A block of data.
_ _ _
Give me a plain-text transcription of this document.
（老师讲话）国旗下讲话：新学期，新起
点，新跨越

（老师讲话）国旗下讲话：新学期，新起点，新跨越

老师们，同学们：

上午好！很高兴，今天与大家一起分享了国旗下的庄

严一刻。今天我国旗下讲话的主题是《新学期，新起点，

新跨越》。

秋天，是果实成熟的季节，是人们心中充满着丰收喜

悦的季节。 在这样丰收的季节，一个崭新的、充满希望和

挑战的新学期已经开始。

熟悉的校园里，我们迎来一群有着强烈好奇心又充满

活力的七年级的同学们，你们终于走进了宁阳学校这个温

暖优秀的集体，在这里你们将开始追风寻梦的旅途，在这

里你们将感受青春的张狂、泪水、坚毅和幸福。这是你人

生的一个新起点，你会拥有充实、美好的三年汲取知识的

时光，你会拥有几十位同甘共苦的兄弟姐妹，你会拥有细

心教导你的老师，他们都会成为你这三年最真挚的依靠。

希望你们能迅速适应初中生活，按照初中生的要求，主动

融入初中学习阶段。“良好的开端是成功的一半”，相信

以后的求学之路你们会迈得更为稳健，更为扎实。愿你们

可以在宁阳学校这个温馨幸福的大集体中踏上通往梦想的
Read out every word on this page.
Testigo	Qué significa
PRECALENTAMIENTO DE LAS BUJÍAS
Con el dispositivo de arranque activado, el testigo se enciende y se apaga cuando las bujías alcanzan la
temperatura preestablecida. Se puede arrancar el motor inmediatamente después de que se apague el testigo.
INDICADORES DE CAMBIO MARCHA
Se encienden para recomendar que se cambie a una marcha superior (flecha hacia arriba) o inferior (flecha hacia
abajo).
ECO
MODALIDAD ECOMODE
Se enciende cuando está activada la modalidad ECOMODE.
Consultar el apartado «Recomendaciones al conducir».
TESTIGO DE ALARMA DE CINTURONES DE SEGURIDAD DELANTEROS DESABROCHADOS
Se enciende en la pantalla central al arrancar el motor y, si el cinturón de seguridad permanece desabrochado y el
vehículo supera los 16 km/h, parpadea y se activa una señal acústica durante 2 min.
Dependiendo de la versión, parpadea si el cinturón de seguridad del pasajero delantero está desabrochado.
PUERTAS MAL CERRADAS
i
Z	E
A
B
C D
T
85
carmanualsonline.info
_ _ _
PROBLEM STATEMENT.
The records above need to be transcribed in full. Keep every character unchanged.

OUTPUT FOR THIS TASK.
Give me a plain-text transcription of this document.
（老师讲话）国旗下讲话：新学期，新起
点，新跨越

（老师讲话）国旗下讲话：新学期，新起点，新跨越

老师们，同学们：

上午好！很高兴，今天与大家一起分享了国旗下的庄

严一刻。今天我国旗下讲话的主题是《新学期，新起点，

新跨越》。

秋天，是果实成熟的季节，是人们心中充满着丰收喜

悦的季节。 在这样丰收的季节，一个崭新的、充满希望和

挑战的新学期已经开始。

熟悉的校园里，我们迎来一群有着强烈好奇心又充满

活力的七年级的同学们，你们终于走进了宁阳学校这个温

暖优秀的集体，在这里你们将开始追风寻梦的旅途，在这

里你们将感受青春的张狂、泪水、坚毅和幸福。这是你人

生的一个新起点，你会拥有充实、美好的三年汲取知识的

时光，你会拥有几十位同甘共苦的兄弟姐妹，你会拥有细

心教导你的老师，他们都会成为你这三年最真挚的依靠。

希望你们能迅速适应初中生活，按照初中生的要求，主动

融入初中学习阶段。“良好的开端是成功的一半”，相信

以后的求学之路你们会迈得更为稳健，更为扎实。愿你们

可以在宁阳学校这个温馨幸福的大集体中踏上通往梦想的
Read out every word on this page.
Testigo	Qué significa
PRECALENTAMIENTO DE LAS BUJÍAS
Con el dispositivo de arranque activado, el testigo se enciende y se apaga cuando las bujías alcanzan la
temperatura preestablecida. Se puede arrancar el motor inmediatamente después de que se apague el testigo.
INDICADORES DE CAMBIO MARCHA
Se encienden para recomendar que se cambie a una marcha superior (flecha hacia arriba) o inferior (flecha hacia
abajo).
ECO
MODALIDAD ECOMODE
Se enciende cuando está activada la modalidad ECOMODE.
Consultar el apartado «Recomendaciones al conducir».
TESTIGO DE ALARMA DE CINTURONES DE SEGURIDAD DELANTEROS DESABROCHADOS
Se enciende en la pantalla central al arrancar el motor y, si el cinturón de seguridad permanece desabrochado y el
vehículo supera los 16 km/h, parpadea y se activa una señal acústica durante 2 min.
Dependiendo de la versión, parpadea si el cinturón de seguridad del pasajero delantero está desabrochado.
PUERTAS MAL CERRADAS
i
Z	E
A
B
C D
T
85
carmanualsonline.info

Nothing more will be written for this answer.